GIVEN TASK: Identify every line of the entries that contains the word "Return", matching its case exactly.

*****

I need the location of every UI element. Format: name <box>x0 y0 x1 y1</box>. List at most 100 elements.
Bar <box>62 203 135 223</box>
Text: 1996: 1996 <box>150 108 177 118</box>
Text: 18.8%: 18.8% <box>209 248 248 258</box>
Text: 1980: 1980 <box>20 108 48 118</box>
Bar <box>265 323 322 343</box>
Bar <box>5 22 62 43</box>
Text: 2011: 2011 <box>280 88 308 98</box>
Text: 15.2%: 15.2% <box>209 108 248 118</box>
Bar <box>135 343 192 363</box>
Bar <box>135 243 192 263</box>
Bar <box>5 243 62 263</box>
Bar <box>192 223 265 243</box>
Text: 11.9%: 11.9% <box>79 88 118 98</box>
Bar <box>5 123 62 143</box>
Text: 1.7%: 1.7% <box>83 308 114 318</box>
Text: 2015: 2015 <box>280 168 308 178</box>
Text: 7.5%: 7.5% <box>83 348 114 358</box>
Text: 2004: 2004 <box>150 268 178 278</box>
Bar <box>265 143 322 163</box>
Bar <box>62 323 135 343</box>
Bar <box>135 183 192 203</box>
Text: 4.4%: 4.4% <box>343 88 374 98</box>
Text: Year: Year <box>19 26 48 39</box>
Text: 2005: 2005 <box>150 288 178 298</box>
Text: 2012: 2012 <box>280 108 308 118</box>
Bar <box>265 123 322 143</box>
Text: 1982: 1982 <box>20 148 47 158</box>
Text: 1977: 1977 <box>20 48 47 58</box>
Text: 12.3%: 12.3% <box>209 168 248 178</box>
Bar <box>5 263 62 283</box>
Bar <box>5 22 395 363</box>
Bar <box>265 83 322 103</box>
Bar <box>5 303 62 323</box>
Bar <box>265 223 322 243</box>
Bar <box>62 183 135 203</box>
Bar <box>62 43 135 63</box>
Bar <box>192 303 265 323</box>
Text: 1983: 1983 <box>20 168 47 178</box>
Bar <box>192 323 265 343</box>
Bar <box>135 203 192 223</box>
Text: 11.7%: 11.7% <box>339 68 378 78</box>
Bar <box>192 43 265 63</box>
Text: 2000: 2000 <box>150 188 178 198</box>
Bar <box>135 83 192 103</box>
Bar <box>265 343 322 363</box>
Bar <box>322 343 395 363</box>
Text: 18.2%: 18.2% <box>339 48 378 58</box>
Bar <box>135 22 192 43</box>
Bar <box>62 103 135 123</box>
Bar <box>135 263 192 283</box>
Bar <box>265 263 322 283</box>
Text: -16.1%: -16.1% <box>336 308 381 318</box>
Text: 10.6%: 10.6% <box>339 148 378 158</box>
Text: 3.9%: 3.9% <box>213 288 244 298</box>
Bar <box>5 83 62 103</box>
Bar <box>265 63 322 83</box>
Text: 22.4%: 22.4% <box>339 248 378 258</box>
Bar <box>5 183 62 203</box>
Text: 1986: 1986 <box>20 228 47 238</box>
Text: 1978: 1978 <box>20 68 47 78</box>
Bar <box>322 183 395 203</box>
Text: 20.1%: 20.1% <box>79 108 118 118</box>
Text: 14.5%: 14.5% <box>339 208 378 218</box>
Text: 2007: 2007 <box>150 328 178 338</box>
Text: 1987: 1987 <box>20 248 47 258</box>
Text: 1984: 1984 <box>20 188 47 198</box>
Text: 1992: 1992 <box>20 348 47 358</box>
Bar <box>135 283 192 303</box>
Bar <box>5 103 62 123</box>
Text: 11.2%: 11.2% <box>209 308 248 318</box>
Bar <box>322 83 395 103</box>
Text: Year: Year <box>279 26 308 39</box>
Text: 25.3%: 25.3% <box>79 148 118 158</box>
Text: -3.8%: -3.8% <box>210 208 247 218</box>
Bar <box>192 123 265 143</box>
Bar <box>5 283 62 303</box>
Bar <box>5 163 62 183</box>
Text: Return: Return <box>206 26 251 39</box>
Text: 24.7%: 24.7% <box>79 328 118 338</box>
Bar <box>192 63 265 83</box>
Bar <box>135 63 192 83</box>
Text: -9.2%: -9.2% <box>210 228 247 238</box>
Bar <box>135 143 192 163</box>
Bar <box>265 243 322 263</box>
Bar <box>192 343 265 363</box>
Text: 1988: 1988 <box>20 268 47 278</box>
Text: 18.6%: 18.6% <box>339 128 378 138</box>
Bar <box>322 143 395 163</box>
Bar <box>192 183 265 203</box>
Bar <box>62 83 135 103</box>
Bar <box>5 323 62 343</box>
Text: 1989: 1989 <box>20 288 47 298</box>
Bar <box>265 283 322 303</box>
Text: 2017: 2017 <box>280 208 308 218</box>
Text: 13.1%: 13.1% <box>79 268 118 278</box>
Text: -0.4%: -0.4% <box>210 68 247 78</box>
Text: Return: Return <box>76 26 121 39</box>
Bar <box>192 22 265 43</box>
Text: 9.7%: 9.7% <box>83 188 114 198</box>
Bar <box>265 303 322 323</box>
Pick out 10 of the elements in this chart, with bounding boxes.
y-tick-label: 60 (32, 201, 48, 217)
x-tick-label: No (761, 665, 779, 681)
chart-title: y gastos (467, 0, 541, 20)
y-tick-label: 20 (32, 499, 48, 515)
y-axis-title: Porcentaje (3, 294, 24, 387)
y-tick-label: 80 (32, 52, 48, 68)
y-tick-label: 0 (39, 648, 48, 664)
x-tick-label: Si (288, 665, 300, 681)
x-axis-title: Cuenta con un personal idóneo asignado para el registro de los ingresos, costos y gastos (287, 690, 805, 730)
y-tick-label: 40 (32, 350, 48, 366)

*****

SOLUTION:
Text: Return: Return <box>206 26 251 39</box>
Text: Return: Return <box>76 26 121 39</box>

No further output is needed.